Written exercise>
Give back the records below exactly, every one, with no pictures.
┏━━
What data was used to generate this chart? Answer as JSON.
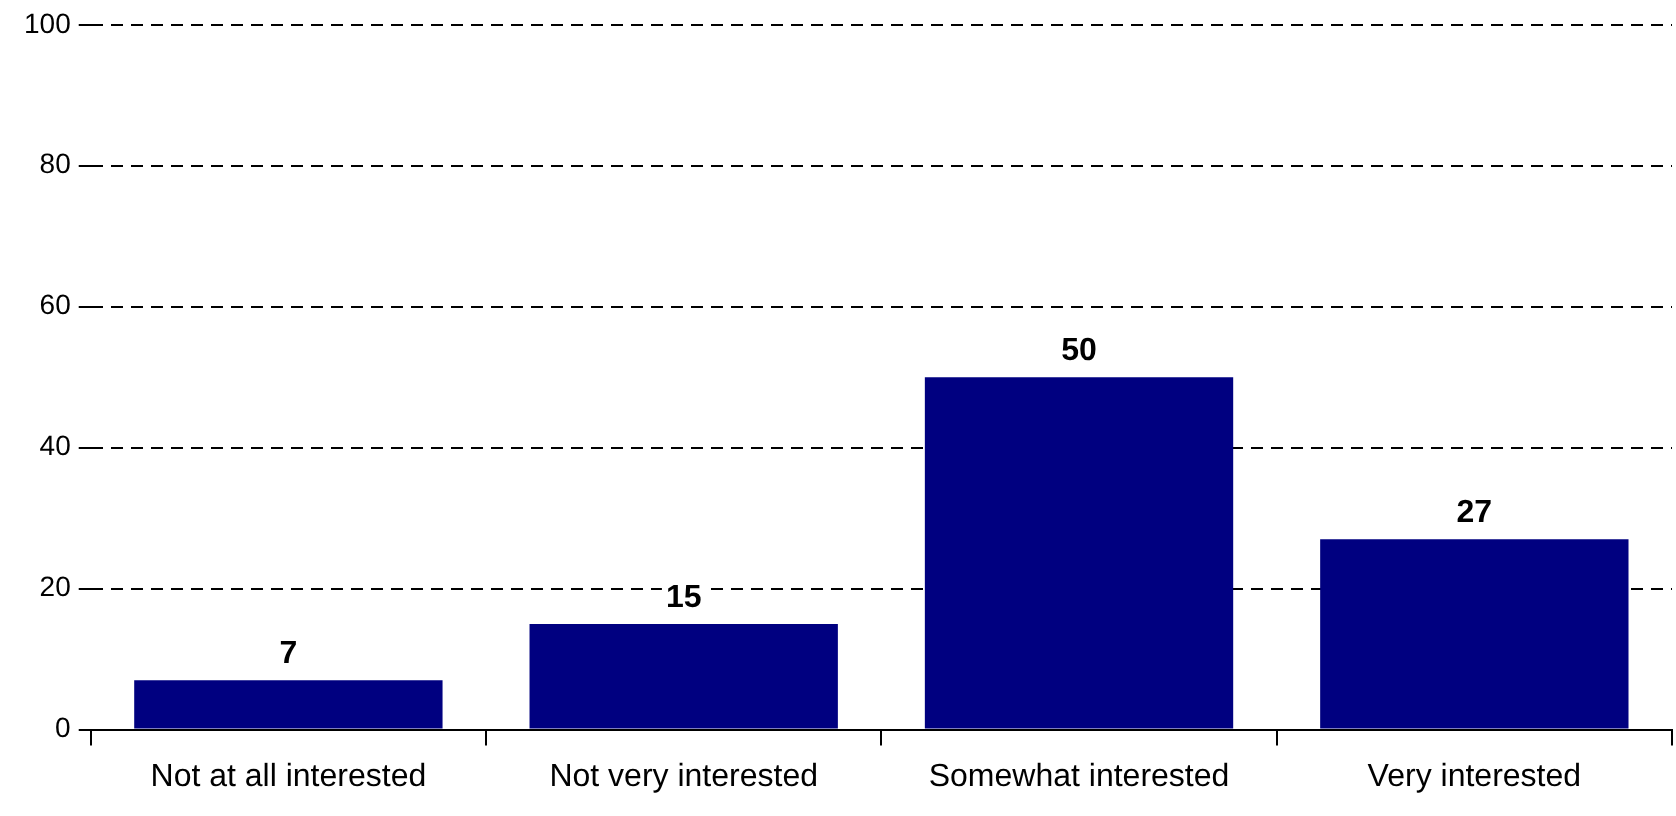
{
  "chart_data": {
    "type": "bar",
    "categories": [
      "Not at all interested",
      "Not very interested",
      "Somewhat interested",
      "Very interested"
    ],
    "values": [
      7,
      15,
      50,
      27
    ],
    "color": "#000080",
    "ylim": [
      0,
      100
    ],
    "yticks": [
      0,
      20,
      40,
      60,
      80,
      100
    ],
    "grid": "y",
    "data_labels": true,
    "legend": false
  }
}
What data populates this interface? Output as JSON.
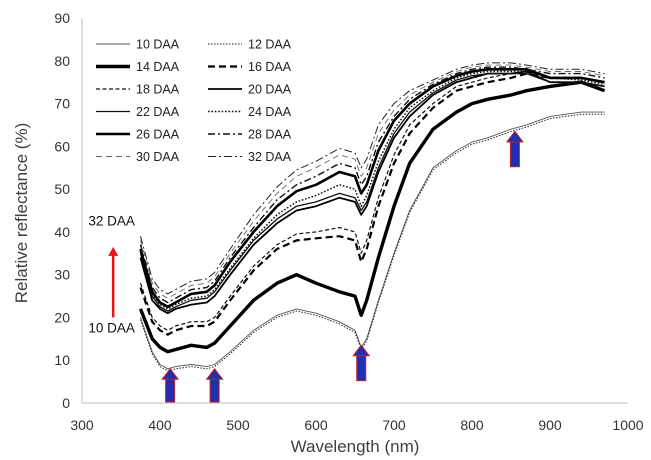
┗━━
Solution for this task>
What data was used to generate this chart? Answer as JSON.
{
  "chart_data": {
    "type": "bar",
    "categories": [
      "Not at all interested",
      "Not very interested",
      "Somewhat interested",
      "Very interested"
    ],
    "values": [
      7,
      15,
      50,
      27
    ],
    "color": "#000080",
    "ylim": [
      0,
      100
    ],
    "yticks": [
      0,
      20,
      40,
      60,
      80,
      100
    ],
    "grid": "y",
    "data_labels": true,
    "legend": false
  }
}
What data populates this interface? Output as JSON.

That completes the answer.